** Begin Entries supplied **

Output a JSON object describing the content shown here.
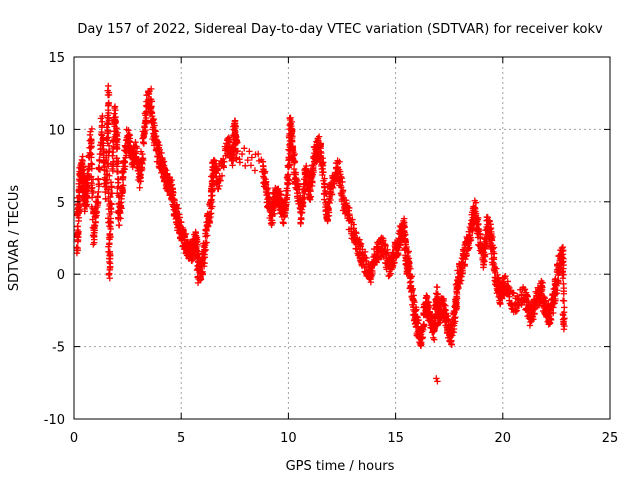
{
  "chart_data": {
    "type": "scatter",
    "title": "Day 157 of 2022, Sidereal Day-to-day VTEC variation (SDTVAR) for receiver kokv",
    "xlabel": "GPS time / hours",
    "ylabel": "SDTVAR / TECUs",
    "xlim": [
      0,
      25
    ],
    "ylim": [
      -10,
      15
    ],
    "xticks": [
      0,
      5,
      10,
      15,
      20,
      25
    ],
    "yticks": [
      -10,
      -5,
      0,
      5,
      10,
      15
    ],
    "xtick_labels": [
      "0",
      "5",
      "10",
      "15",
      "20",
      "25"
    ],
    "ytick_labels": [
      "-10",
      "-5",
      "0",
      "5",
      "10",
      "15"
    ],
    "grid": true,
    "marker": "+",
    "color": "#ff0000",
    "series": [
      {
        "name": "SDTVAR",
        "path": [
          [
            0.15,
            1.8
          ],
          [
            0.2,
            4.5
          ],
          [
            0.3,
            7.0
          ],
          [
            0.4,
            7.5
          ],
          [
            0.5,
            5.0
          ],
          [
            0.6,
            5.5
          ],
          [
            0.8,
            9.5
          ],
          [
            0.9,
            2.5
          ],
          [
            1.1,
            5.0
          ],
          [
            1.3,
            10.5
          ],
          [
            1.5,
            5.5
          ],
          [
            1.6,
            12.8
          ],
          [
            1.65,
            0.0
          ],
          [
            1.7,
            4.5
          ],
          [
            1.9,
            11.0
          ],
          [
            2.0,
            9.0
          ],
          [
            2.1,
            3.5
          ],
          [
            2.3,
            7.0
          ],
          [
            2.5,
            9.5
          ],
          [
            2.7,
            8.0
          ],
          [
            2.9,
            8.5
          ],
          [
            3.1,
            6.5
          ],
          [
            3.3,
            10.5
          ],
          [
            3.5,
            12.5
          ],
          [
            3.7,
            10.0
          ],
          [
            3.9,
            8.5
          ],
          [
            4.1,
            7.5
          ],
          [
            4.3,
            6.5
          ],
          [
            4.5,
            6.0
          ],
          [
            4.7,
            4.5
          ],
          [
            4.9,
            3.5
          ],
          [
            5.1,
            2.5
          ],
          [
            5.3,
            1.8
          ],
          [
            5.5,
            1.5
          ],
          [
            5.7,
            2.5
          ],
          [
            5.8,
            0.0
          ],
          [
            6.0,
            0.5
          ],
          [
            6.2,
            3.5
          ],
          [
            6.4,
            5.0
          ],
          [
            6.5,
            7.5
          ],
          [
            6.7,
            6.5
          ],
          [
            7.2,
            9.0
          ],
          [
            7.4,
            8.0
          ],
          [
            7.5,
            10.3
          ],
          [
            7.6,
            8.5
          ],
          [
            8.8,
            7.5
          ],
          [
            9.0,
            5.5
          ],
          [
            9.2,
            4.0
          ],
          [
            9.4,
            5.5
          ],
          [
            9.6,
            5.0
          ],
          [
            9.8,
            4.0
          ],
          [
            10.0,
            7.0
          ],
          [
            10.1,
            10.5
          ],
          [
            10.2,
            8.5
          ],
          [
            10.4,
            6.0
          ],
          [
            10.6,
            4.0
          ],
          [
            10.8,
            7.0
          ],
          [
            11.0,
            5.5
          ],
          [
            11.2,
            8.0
          ],
          [
            11.4,
            9.0
          ],
          [
            11.6,
            7.5
          ],
          [
            11.8,
            4.0
          ],
          [
            12.0,
            6.0
          ],
          [
            12.3,
            7.5
          ],
          [
            12.6,
            5.0
          ],
          [
            12.9,
            3.5
          ],
          [
            13.2,
            2.0
          ],
          [
            13.5,
            1.0
          ],
          [
            13.8,
            0.0
          ],
          [
            14.1,
            1.5
          ],
          [
            14.4,
            2.0
          ],
          [
            14.7,
            0.5
          ],
          [
            15.0,
            1.5
          ],
          [
            15.2,
            2.5
          ],
          [
            15.4,
            3.5
          ],
          [
            15.5,
            0.5
          ],
          [
            15.6,
            1.0
          ],
          [
            15.8,
            -2.0
          ],
          [
            16.0,
            -3.5
          ],
          [
            16.2,
            -4.5
          ],
          [
            16.4,
            -2.0
          ],
          [
            16.6,
            -3.0
          ],
          [
            16.8,
            -4.0
          ],
          [
            16.9,
            -1.5
          ],
          [
            17.0,
            -3.0
          ],
          [
            17.2,
            -2.0
          ],
          [
            17.4,
            -3.5
          ],
          [
            17.6,
            -4.5
          ],
          [
            17.8,
            -2.5
          ],
          [
            17.9,
            -0.5
          ],
          [
            18.1,
            0.5
          ],
          [
            18.3,
            2.0
          ],
          [
            18.5,
            3.0
          ],
          [
            18.7,
            4.5
          ],
          [
            18.9,
            2.5
          ],
          [
            19.1,
            1.0
          ],
          [
            19.3,
            3.5
          ],
          [
            19.5,
            2.0
          ],
          [
            19.7,
            -0.5
          ],
          [
            19.9,
            -1.5
          ],
          [
            20.1,
            -0.5
          ],
          [
            20.5,
            -2.0
          ],
          [
            21.0,
            -1.5
          ],
          [
            21.3,
            -3.0
          ],
          [
            21.5,
            -2.0
          ],
          [
            21.8,
            -1.0
          ],
          [
            22.0,
            -2.5
          ],
          [
            22.2,
            -3.0
          ],
          [
            22.4,
            -1.5
          ],
          [
            22.6,
            0.5
          ],
          [
            22.8,
            1.5
          ],
          [
            22.85,
            -3.8
          ]
        ],
        "jitter": 1.4,
        "points_per_segment": 30,
        "isolated": [
          [
            16.9,
            -7.2
          ],
          [
            16.95,
            -7.4
          ],
          [
            10.1,
            10.8
          ],
          [
            3.6,
            12.8
          ],
          [
            1.6,
            13.0
          ],
          [
            7.5,
            10.4
          ]
        ]
      }
    ]
  }
}
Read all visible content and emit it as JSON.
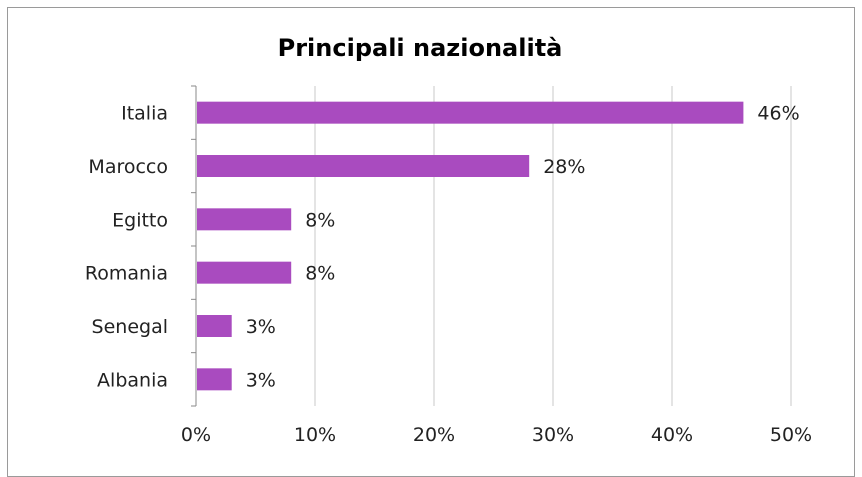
{
  "chart_data": {
    "type": "bar",
    "orientation": "horizontal",
    "title": "Principali nazionalità",
    "categories": [
      "Italia",
      "Marocco",
      "Egitto",
      "Romania",
      "Senegal",
      "Albania"
    ],
    "values": [
      46,
      28,
      8,
      8,
      3,
      3
    ],
    "data_labels": [
      "46%",
      "28%",
      "8%",
      "8%",
      "3%",
      "3%"
    ],
    "x_ticks": [
      "0%",
      "10%",
      "20%",
      "30%",
      "40%",
      "50%"
    ],
    "xlim": [
      0,
      50
    ],
    "grid": "vertical",
    "legend": "none",
    "bar_color": "#a94bbf"
  }
}
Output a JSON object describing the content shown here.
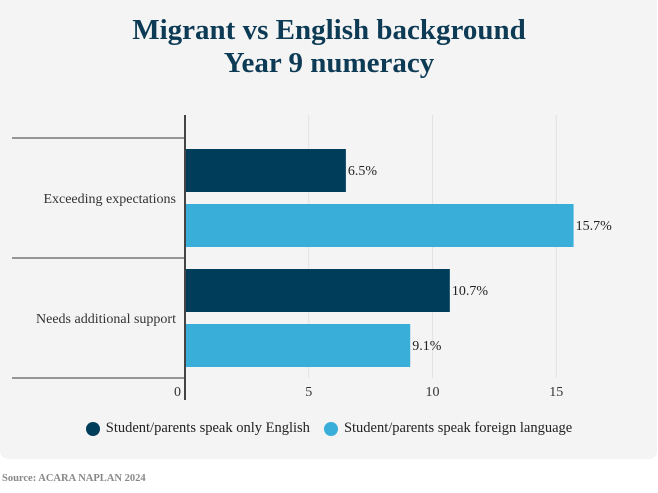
{
  "chart_data": {
    "type": "bar",
    "orientation": "horizontal",
    "title": "Migrant vs English background",
    "subtitle": "Year 9 numeracy",
    "categories": [
      "Exceeding expectations",
      "Needs additional support"
    ],
    "series": [
      {
        "name": "Student/parents speak only English",
        "values": [
          6.5,
          10.7
        ],
        "labels": [
          "6.5%",
          "10.7%"
        ],
        "color": "#003d5b"
      },
      {
        "name": "Student/parents speak foreign language",
        "values": [
          15.7,
          9.1
        ],
        "labels": [
          "15.7%",
          "9.1%"
        ],
        "color": "#38aed8"
      }
    ],
    "xticks": [
      0,
      5,
      10,
      15
    ],
    "xlim": [
      0,
      19
    ],
    "grid": true,
    "legend": "bottom"
  },
  "source": "Source: ACARA NAPLAN 2024"
}
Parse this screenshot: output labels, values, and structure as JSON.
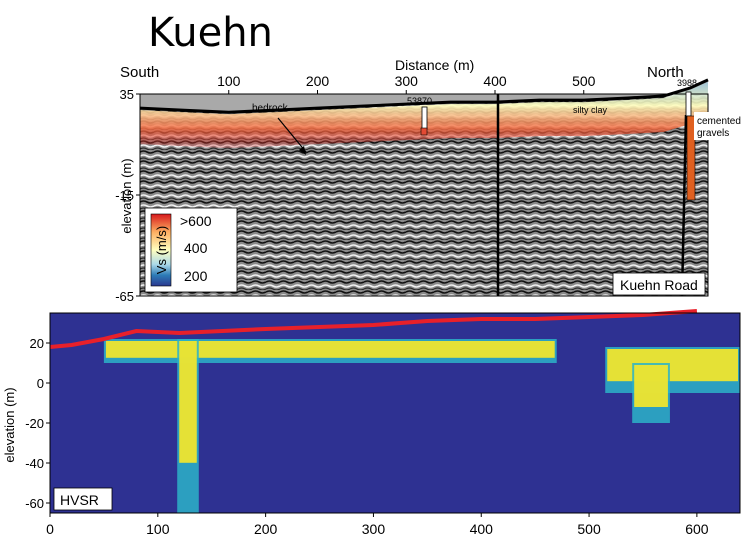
{
  "title": "Kuehn",
  "chart_data": [
    {
      "type": "heatmap",
      "panel": "seismic",
      "direction_left": "South",
      "direction_right": "North",
      "xlabel": "Distance (m)",
      "ylabel": "elevation (m)",
      "x_ticks": [
        "100",
        "200",
        "300",
        "400",
        "500"
      ],
      "y_ticks": [
        "35",
        "-15",
        "-65"
      ],
      "xlim": [
        0,
        640
      ],
      "ylim": [
        -65,
        35
      ],
      "annotations": {
        "bedrock": "bedrock",
        "silty_clay": "silty clay",
        "well_1": "53870",
        "well_2": "3988",
        "cemented_gravels": "cemented gravels",
        "road": "Kuehn Road"
      },
      "well_positions_m": [
        300,
        590
      ],
      "colorbar": {
        "label": "Vs (m/s)",
        "ticks": [
          ">600",
          "400",
          "200"
        ],
        "colors": [
          "#d7191c",
          "#fdae61",
          "#ffffbf",
          "#abd9e9",
          "#2c7bb6",
          "#2b3990"
        ]
      },
      "surface_profile": {
        "x": [
          0,
          50,
          100,
          150,
          200,
          250,
          300,
          350,
          400,
          450,
          500,
          550,
          590,
          620,
          640
        ],
        "y": [
          28,
          27,
          26,
          27,
          28,
          29,
          30,
          31,
          31,
          32,
          32,
          33,
          34,
          38,
          42
        ]
      }
    },
    {
      "type": "heatmap",
      "panel": "hvsr",
      "label": "HVSR",
      "ylabel": "elevation (m)",
      "x_ticks": [
        "0",
        "100",
        "200",
        "300",
        "400",
        "500",
        "600"
      ],
      "y_ticks": [
        "20",
        "0",
        "-20",
        "-40",
        "-60"
      ],
      "xlim": [
        0,
        640
      ],
      "ylim": [
        -65,
        35
      ],
      "surface_line_color": "#e8202a",
      "background_color": "#2e3192",
      "surface_profile": {
        "x": [
          0,
          20,
          50,
          80,
          120,
          160,
          200,
          250,
          300,
          350,
          400,
          450,
          500,
          550,
          600
        ],
        "y": [
          18,
          19,
          22,
          26,
          25,
          26,
          27,
          28,
          29,
          31,
          32,
          32,
          33,
          34,
          36
        ]
      },
      "high_zones": [
        {
          "x_start": 50,
          "x_end": 470,
          "top": 22,
          "bottom": 10
        },
        {
          "x_start": 118,
          "x_end": 138,
          "top": 22,
          "bottom": -65
        },
        {
          "x_start": 515,
          "x_end": 640,
          "top": 18,
          "bottom": -5
        },
        {
          "x_start": 540,
          "x_end": 575,
          "top": 10,
          "bottom": -20
        }
      ]
    }
  ]
}
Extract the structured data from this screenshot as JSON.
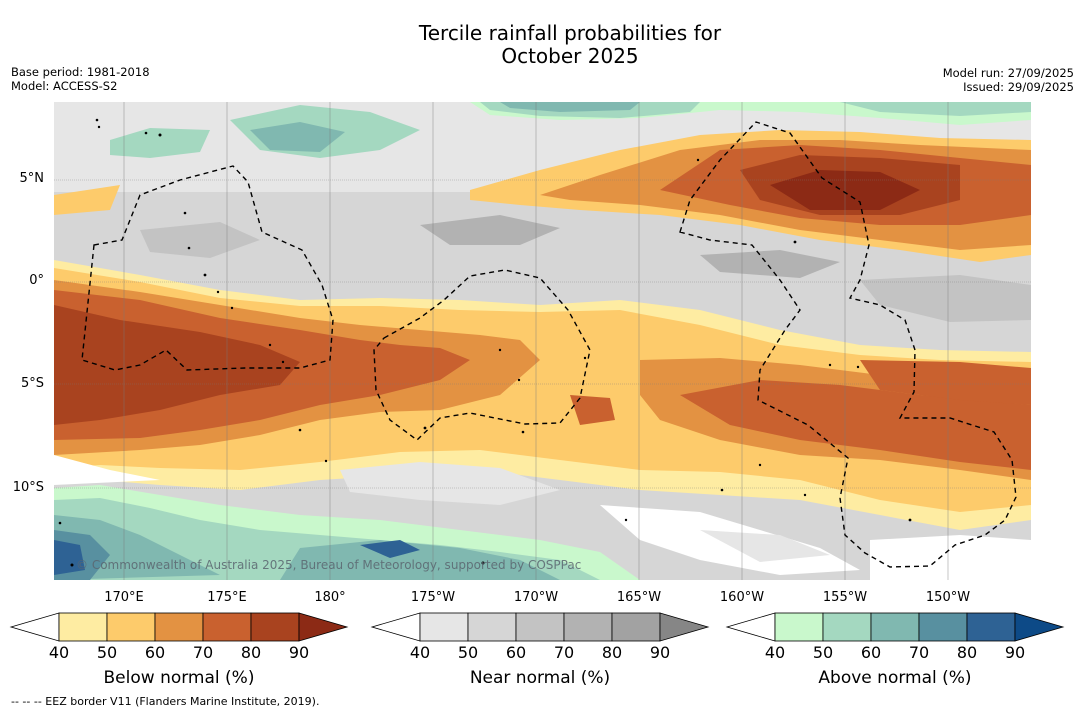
{
  "title": {
    "line1": "Tercile rainfall probabilities for",
    "line2": "October 2025"
  },
  "meta": {
    "base_period": "Base period: 1981-2018",
    "model": "Model: ACCESS-S2",
    "model_run": "Model run: 27/09/2025",
    "issued": "Issued: 29/09/2025"
  },
  "map": {
    "lat_labels": [
      "5°N",
      "0°",
      "5°S",
      "10°S"
    ],
    "lon_labels": [
      "170°E",
      "175°E",
      "180°",
      "175°W",
      "170°W",
      "165°W",
      "160°W",
      "155°W",
      "150°W"
    ],
    "copyright": "© Commonwealth of Australia 2025, Bureau of Meteorology, supported by COSPPac",
    "eez_style": "dashed",
    "land_color": "#000000"
  },
  "colorbars": [
    {
      "name": "below",
      "label": "Below normal (%)",
      "ticks": [
        "40",
        "50",
        "60",
        "70",
        "80",
        "90"
      ],
      "colors": [
        "#ffffff",
        "#feeca2",
        "#fdcb6b",
        "#e39242",
        "#c9612f",
        "#a9431f",
        "#8c2a15"
      ]
    },
    {
      "name": "near",
      "label": "Near normal (%)",
      "ticks": [
        "40",
        "50",
        "60",
        "70",
        "80",
        "90"
      ],
      "colors": [
        "#ffffff",
        "#e6e6e6",
        "#d6d6d6",
        "#c3c3c3",
        "#b2b2b2",
        "#a2a2a2",
        "#868686"
      ]
    },
    {
      "name": "above",
      "label": "Above normal (%)",
      "ticks": [
        "40",
        "50",
        "60",
        "70",
        "80",
        "90"
      ],
      "colors": [
        "#ffffff",
        "#c9f8cc",
        "#a4d8c0",
        "#80b8b0",
        "#5890a0",
        "#2e6294",
        "#0d4a87"
      ]
    }
  ],
  "footnote": "--  --  -- EEZ border V11 (Flanders Marine Institute, 2019)."
}
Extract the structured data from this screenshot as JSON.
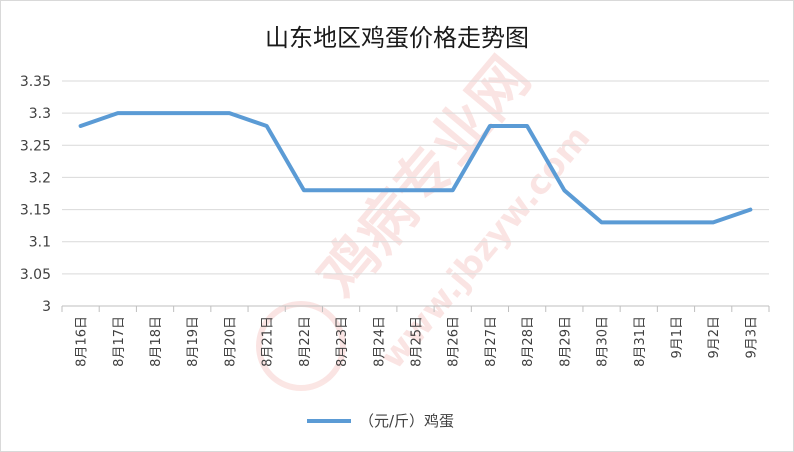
{
  "chart_data": {
    "type": "line",
    "title": "山东地区鸡蛋价格走势图",
    "categories": [
      "8月16日",
      "8月17日",
      "8月18日",
      "8月19日",
      "8月20日",
      "8月21日",
      "8月22日",
      "8月23日",
      "8月24日",
      "8月25日",
      "8月26日",
      "8月27日",
      "8月28日",
      "8月29日",
      "8月30日",
      "8月31日",
      "9月1日",
      "9月2日",
      "9月3日"
    ],
    "series": [
      {
        "name": "（元/斤）鸡蛋",
        "values": [
          3.28,
          3.3,
          3.3,
          3.3,
          3.3,
          3.28,
          3.18,
          3.18,
          3.18,
          3.18,
          3.18,
          3.28,
          3.28,
          3.18,
          3.13,
          3.13,
          3.13,
          3.13,
          3.15
        ]
      }
    ],
    "ylim": [
      3,
      3.35
    ],
    "yticks": [
      "3",
      "3.05",
      "3.1",
      "3.15",
      "3.2",
      "3.25",
      "3.3",
      "3.35"
    ],
    "grid": true,
    "legend_position": "bottom",
    "colors": {
      "line": "#5b9bd5",
      "grid": "#d9d9d9",
      "axis": "#bfbfbf"
    }
  },
  "watermark": {
    "text": "鸡病专业网",
    "url": "www.jbzyw.com",
    "color": "#e03a2f"
  }
}
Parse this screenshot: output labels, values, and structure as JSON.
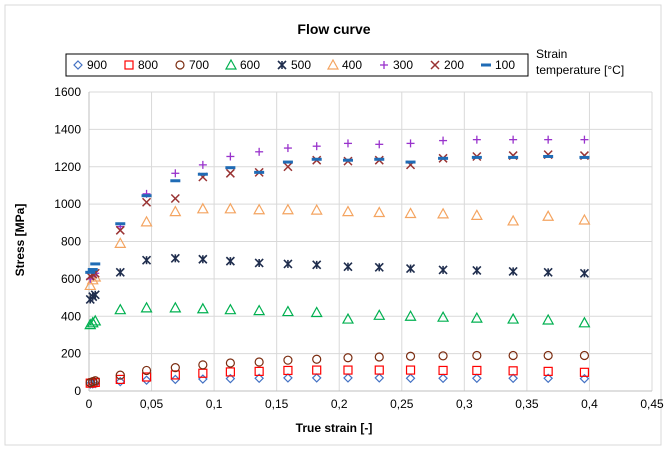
{
  "chart_data": {
    "type": "scatter",
    "title": "Flow curve",
    "xlabel": "True strain [-]",
    "ylabel": "Stress [MPa]",
    "legend_title": [
      "Strain",
      "temperature [°C]"
    ],
    "legend_position": "top",
    "grid": true,
    "xlim": [
      0,
      0.45
    ],
    "ylim": [
      0,
      1600
    ],
    "x_ticks": [
      "0",
      "0,05",
      "0,1",
      "0,15",
      "0,2",
      "0,25",
      "0,3",
      "0,35",
      "0,4",
      "0,45"
    ],
    "y_ticks": [
      "0",
      "200",
      "400",
      "600",
      "800",
      "1000",
      "1200",
      "1400",
      "1600"
    ],
    "x": [
      0.001,
      0.003,
      0.005,
      0.025,
      0.046,
      0.069,
      0.091,
      0.113,
      0.136,
      0.159,
      0.182,
      0.207,
      0.232,
      0.257,
      0.283,
      0.31,
      0.339,
      0.367,
      0.396
    ],
    "series": [
      {
        "name": "900",
        "marker": "diamond",
        "color": "#4472c4",
        "values": [
          37,
          38,
          40,
          50,
          58,
          62,
          64,
          66,
          68,
          70,
          70,
          70,
          70,
          68,
          68,
          68,
          68,
          68,
          66
        ]
      },
      {
        "name": "800",
        "marker": "square",
        "color": "#ff0000",
        "values": [
          42,
          44,
          46,
          62,
          75,
          86,
          95,
          102,
          105,
          110,
          112,
          112,
          112,
          112,
          110,
          110,
          108,
          105,
          100
        ]
      },
      {
        "name": "700",
        "marker": "circle",
        "color": "#7b2c10",
        "values": [
          45,
          50,
          55,
          85,
          110,
          125,
          140,
          150,
          155,
          165,
          170,
          178,
          182,
          186,
          188,
          190,
          190,
          190,
          190
        ]
      },
      {
        "name": "600",
        "marker": "triangle",
        "color": "#00b050",
        "values": [
          355,
          365,
          375,
          435,
          445,
          445,
          440,
          435,
          430,
          425,
          420,
          385,
          405,
          400,
          395,
          390,
          385,
          380,
          365
        ]
      },
      {
        "name": "500",
        "marker": "star",
        "color": "#1f2d4d",
        "values": [
          490,
          505,
          515,
          635,
          700,
          710,
          705,
          695,
          685,
          680,
          675,
          665,
          662,
          655,
          648,
          645,
          640,
          635,
          630
        ]
      },
      {
        "name": "400",
        "marker": "triangle",
        "color": "#f4a460",
        "values": [
          565,
          595,
          610,
          790,
          905,
          960,
          975,
          975,
          970,
          970,
          968,
          960,
          955,
          950,
          948,
          940,
          910,
          935,
          915
        ]
      },
      {
        "name": "300",
        "marker": "plus",
        "color": "#9933cc",
        "values": [
          600,
          615,
          630,
          880,
          1055,
          1165,
          1210,
          1255,
          1280,
          1300,
          1310,
          1325,
          1320,
          1325,
          1340,
          1345,
          1345,
          1345,
          1345
        ]
      },
      {
        "name": "200",
        "marker": "x",
        "color": "#993333",
        "values": [
          615,
          625,
          630,
          860,
          1010,
          1030,
          1145,
          1165,
          1170,
          1200,
          1235,
          1230,
          1235,
          1210,
          1245,
          1255,
          1260,
          1265,
          1260
        ]
      },
      {
        "name": "100",
        "marker": "dash",
        "color": "#1f6bb5",
        "values": [
          635,
          650,
          680,
          895,
          1045,
          1125,
          1160,
          1195,
          1170,
          1225,
          1240,
          1235,
          1240,
          1225,
          1245,
          1250,
          1250,
          1255,
          1250
        ]
      }
    ]
  }
}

** End Entries supplied **

Requirement:
Keep only those lines of the records that hold "speak", and return them.

The answer:
        "name": "Student/parents speak only English",
        "name": "Student/parents speak foreign language",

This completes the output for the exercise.